YOUR TASK: Report each line of the data that has "text" somewhere in it.

- - - -

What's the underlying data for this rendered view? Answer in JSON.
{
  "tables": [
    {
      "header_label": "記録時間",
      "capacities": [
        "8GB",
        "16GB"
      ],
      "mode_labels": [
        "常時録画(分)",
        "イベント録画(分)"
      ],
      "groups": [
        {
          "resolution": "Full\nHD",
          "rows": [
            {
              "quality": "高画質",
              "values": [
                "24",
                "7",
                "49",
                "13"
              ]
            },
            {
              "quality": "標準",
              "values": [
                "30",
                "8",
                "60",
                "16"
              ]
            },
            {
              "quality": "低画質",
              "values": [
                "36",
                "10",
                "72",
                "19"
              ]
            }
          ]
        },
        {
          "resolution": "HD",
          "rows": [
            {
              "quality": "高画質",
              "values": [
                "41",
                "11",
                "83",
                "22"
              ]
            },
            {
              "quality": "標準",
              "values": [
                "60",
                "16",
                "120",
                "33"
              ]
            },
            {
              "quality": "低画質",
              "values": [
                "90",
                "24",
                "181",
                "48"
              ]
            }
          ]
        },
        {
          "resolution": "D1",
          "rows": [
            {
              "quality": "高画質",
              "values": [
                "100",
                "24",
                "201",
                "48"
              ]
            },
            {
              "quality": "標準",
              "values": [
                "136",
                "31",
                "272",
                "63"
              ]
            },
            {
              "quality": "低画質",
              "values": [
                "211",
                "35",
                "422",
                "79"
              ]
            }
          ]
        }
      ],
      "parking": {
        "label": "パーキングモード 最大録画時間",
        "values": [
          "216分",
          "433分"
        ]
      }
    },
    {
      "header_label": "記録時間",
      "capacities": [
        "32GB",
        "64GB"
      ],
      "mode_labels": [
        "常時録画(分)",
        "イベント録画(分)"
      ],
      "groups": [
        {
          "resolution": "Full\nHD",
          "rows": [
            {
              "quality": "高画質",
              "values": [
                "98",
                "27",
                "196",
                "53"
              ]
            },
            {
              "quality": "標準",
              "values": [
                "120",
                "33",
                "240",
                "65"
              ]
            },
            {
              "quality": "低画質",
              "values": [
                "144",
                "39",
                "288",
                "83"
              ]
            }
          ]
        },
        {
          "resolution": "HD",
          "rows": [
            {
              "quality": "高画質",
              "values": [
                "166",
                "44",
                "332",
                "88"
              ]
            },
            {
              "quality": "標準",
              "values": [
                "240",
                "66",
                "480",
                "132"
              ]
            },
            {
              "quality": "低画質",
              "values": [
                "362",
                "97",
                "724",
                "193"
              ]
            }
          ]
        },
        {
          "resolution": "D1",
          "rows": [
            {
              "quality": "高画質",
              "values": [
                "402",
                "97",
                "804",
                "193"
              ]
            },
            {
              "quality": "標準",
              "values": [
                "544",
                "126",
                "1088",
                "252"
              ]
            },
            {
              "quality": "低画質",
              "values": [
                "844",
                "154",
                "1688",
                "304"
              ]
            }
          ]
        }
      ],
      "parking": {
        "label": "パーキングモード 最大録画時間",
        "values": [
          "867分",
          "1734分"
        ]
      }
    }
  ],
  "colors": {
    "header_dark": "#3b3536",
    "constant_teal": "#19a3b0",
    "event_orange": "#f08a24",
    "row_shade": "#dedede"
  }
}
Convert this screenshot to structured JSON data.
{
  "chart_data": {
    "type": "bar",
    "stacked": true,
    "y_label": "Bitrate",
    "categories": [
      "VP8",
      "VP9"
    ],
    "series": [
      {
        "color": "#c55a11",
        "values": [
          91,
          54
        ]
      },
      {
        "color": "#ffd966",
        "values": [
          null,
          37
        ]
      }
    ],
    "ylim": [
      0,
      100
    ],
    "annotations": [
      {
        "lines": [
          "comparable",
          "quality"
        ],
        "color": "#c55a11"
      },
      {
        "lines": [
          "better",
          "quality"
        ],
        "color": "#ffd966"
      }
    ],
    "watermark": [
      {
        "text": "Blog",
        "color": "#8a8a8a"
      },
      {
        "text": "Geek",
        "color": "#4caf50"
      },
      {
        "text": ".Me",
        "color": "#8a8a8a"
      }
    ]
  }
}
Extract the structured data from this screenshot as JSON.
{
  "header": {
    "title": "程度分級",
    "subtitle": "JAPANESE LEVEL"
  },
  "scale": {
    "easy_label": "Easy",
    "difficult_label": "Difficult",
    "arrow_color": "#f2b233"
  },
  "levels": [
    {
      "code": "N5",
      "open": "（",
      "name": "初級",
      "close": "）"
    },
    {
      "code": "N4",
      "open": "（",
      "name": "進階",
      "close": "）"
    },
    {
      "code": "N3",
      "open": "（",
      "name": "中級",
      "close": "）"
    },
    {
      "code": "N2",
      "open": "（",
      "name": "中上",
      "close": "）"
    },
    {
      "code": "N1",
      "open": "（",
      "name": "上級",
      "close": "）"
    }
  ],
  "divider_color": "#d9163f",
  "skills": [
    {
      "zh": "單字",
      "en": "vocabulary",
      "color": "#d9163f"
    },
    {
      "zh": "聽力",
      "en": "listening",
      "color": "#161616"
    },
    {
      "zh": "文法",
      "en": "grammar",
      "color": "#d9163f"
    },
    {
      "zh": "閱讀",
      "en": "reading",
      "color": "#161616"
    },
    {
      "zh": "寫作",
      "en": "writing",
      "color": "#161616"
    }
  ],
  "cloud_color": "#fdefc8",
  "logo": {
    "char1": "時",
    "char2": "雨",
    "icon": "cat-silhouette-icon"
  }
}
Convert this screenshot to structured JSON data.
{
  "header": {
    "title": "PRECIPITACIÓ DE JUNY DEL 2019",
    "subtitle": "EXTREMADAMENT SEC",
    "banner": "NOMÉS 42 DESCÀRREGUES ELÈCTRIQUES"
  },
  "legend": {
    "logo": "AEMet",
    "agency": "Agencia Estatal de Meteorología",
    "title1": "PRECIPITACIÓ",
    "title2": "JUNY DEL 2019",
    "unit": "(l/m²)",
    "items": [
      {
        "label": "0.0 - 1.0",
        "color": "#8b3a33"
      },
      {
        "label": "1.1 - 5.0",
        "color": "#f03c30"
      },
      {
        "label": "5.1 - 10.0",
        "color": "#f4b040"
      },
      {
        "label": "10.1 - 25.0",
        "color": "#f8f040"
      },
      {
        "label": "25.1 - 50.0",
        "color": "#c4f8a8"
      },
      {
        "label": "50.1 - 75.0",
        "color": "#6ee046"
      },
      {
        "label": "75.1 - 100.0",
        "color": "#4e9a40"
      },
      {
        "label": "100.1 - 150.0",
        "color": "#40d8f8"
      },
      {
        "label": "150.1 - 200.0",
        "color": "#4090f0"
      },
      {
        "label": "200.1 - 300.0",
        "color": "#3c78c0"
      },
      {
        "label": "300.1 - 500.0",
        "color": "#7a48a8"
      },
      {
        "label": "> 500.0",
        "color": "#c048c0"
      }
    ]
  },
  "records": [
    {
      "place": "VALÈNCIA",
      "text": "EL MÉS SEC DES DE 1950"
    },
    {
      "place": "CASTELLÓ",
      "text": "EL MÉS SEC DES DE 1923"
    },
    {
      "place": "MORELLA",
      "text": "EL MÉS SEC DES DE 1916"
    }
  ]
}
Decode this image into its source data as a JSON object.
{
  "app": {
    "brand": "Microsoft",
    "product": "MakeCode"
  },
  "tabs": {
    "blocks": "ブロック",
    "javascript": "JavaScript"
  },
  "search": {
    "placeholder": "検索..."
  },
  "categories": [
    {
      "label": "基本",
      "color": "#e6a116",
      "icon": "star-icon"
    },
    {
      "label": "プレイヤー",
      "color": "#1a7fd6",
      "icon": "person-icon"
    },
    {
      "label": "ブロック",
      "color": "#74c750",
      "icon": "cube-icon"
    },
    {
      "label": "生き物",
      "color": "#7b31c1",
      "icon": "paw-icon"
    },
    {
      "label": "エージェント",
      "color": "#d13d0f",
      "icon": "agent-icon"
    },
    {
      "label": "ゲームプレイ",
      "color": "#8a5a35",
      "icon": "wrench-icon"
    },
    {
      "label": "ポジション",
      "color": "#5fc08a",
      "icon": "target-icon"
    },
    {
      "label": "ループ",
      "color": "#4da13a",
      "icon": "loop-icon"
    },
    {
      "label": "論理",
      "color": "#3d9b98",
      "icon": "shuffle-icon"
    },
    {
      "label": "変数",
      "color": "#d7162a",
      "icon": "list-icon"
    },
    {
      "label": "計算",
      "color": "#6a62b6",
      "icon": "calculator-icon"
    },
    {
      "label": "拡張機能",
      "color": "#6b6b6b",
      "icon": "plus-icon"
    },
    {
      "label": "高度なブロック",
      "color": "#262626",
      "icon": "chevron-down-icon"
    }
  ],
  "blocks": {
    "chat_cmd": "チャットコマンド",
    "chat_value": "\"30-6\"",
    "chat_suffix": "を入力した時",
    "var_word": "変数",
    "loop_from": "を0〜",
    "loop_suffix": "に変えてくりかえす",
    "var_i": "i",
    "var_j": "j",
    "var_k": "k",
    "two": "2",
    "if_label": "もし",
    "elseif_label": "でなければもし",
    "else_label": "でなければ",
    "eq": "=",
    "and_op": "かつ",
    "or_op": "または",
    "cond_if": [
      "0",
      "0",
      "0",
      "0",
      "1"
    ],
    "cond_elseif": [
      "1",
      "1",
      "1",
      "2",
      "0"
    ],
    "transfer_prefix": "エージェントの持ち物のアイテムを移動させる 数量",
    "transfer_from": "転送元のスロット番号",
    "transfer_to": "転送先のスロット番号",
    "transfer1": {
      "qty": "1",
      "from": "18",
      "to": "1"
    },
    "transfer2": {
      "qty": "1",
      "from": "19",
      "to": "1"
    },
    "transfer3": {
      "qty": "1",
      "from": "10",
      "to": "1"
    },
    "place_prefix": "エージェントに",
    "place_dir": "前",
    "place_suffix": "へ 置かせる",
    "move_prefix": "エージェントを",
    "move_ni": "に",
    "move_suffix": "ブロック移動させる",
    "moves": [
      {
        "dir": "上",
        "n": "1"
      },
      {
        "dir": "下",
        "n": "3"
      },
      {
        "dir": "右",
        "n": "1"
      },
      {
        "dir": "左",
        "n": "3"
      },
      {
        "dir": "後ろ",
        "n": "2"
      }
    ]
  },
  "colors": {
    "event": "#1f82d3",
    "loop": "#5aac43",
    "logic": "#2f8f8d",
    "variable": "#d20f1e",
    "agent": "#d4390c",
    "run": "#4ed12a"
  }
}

- - - -

IN RESPONSE:
        "text": "Blog",
        "text": "Geek",
        "text": ".Me",
      "text": "EL MÉS SEC DES DE 1950"
      "text": "EL MÉS SEC DES DE 1923"
      "text": "EL MÉS SEC DES DE 1916"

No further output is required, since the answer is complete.